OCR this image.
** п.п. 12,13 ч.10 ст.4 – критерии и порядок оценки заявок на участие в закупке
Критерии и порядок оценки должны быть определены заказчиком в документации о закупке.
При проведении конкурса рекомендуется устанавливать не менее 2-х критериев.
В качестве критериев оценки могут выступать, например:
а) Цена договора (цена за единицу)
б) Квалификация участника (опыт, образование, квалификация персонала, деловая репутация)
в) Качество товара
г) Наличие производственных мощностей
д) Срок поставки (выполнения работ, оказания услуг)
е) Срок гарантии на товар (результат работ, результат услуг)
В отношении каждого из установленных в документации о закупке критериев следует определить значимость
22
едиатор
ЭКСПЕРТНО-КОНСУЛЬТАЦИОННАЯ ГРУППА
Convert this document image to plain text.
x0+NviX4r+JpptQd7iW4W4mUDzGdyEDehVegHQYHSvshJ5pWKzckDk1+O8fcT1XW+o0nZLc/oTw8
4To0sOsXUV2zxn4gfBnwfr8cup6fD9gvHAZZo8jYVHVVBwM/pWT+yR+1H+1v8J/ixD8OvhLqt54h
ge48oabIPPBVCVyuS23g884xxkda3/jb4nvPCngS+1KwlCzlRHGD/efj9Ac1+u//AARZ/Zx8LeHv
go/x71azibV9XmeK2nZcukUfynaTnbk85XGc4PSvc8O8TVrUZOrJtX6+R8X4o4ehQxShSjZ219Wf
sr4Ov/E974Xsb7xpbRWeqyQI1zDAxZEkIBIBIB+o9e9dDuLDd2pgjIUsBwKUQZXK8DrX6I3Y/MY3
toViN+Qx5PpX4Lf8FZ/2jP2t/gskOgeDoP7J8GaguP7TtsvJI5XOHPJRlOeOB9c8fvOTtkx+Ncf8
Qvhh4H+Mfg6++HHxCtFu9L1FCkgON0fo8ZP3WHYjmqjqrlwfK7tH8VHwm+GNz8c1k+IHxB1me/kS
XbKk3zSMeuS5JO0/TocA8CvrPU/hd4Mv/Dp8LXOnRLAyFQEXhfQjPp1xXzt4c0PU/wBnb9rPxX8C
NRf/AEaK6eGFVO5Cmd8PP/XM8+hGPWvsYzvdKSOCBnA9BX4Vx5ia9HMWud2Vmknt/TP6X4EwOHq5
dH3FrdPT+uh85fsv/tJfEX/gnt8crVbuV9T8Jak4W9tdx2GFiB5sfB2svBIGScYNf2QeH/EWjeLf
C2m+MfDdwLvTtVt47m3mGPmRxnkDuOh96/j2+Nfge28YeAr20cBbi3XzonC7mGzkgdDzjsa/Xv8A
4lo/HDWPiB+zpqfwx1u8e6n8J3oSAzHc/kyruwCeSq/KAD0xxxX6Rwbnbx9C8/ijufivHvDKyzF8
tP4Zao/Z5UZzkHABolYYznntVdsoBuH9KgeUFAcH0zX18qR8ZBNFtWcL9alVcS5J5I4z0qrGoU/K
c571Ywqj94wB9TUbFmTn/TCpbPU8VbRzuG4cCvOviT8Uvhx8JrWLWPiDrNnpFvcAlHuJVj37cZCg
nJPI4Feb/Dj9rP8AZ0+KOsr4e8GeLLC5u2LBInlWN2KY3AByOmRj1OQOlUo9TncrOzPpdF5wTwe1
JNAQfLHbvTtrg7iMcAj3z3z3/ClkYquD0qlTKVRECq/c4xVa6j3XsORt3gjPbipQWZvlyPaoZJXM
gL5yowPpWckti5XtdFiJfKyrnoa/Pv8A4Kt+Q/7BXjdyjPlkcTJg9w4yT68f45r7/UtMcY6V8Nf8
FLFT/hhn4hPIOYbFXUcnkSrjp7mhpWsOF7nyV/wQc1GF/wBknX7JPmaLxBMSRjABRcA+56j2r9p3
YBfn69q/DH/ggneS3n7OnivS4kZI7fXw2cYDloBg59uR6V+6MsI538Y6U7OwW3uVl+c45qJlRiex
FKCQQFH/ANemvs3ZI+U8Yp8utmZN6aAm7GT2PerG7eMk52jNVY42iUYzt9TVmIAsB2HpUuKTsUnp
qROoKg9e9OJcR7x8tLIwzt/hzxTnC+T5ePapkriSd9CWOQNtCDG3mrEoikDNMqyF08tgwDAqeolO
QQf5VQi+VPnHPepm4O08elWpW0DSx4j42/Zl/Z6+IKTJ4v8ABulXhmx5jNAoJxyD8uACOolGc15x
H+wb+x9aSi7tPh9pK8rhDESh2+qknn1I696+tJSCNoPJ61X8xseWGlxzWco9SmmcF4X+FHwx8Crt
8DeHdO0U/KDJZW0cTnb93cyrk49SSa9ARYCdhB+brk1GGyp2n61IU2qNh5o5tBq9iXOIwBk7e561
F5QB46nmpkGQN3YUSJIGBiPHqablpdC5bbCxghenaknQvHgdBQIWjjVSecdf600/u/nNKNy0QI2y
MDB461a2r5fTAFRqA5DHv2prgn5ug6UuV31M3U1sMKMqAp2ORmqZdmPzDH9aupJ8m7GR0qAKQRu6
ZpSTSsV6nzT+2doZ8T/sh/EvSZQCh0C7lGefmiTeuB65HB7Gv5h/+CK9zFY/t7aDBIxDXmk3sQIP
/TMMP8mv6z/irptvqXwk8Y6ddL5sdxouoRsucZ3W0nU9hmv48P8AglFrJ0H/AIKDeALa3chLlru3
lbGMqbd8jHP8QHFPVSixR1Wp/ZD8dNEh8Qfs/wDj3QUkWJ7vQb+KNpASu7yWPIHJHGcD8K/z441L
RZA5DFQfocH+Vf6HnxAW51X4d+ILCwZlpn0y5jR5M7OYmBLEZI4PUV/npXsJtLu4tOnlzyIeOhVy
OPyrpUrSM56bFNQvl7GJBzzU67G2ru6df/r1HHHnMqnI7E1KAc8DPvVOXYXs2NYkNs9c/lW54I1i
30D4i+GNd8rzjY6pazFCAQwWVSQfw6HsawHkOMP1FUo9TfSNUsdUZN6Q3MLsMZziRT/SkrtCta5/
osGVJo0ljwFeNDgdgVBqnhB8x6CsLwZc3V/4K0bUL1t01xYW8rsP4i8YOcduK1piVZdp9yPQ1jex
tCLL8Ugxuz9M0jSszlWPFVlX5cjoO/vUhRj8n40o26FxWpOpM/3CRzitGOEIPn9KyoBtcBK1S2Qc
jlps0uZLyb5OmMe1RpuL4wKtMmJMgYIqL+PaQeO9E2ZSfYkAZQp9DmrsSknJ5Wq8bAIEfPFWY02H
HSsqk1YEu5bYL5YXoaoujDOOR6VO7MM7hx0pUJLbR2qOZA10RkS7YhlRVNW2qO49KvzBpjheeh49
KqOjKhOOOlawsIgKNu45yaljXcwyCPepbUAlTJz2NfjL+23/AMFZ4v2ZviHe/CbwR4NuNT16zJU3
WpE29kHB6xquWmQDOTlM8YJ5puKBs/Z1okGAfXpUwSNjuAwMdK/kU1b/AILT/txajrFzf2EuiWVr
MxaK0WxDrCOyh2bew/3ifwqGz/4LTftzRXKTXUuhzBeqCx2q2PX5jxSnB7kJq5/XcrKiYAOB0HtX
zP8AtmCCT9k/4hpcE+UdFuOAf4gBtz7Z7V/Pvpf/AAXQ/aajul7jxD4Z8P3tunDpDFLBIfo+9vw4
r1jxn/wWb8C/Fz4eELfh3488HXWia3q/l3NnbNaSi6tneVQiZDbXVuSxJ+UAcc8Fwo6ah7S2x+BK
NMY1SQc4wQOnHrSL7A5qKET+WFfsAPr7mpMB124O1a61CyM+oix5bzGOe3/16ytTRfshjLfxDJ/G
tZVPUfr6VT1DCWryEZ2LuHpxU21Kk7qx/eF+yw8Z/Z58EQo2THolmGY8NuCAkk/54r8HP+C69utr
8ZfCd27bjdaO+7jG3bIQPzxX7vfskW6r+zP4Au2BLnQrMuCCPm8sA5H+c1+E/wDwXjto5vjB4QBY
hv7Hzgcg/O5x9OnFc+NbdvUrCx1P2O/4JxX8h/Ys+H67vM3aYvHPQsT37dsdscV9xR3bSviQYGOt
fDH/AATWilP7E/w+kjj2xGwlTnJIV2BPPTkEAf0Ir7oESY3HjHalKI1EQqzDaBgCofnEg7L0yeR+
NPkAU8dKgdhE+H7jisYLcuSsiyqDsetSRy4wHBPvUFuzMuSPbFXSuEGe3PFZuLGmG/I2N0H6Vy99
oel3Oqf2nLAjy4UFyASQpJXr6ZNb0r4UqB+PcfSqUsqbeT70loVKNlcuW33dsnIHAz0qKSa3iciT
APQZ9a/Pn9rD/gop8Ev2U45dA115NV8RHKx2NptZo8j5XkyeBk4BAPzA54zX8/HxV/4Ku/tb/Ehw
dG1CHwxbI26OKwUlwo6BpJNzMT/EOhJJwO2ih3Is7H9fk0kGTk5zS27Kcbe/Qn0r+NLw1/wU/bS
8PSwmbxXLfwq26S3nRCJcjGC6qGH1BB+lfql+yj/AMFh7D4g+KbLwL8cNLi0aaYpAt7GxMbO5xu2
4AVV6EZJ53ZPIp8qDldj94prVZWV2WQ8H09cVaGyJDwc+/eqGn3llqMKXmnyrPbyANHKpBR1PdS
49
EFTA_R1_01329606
* * * *
→ Goal
For the entries shown above, give the number of lines that include the word "порядок", without any other text.

→ Result for this exercise
2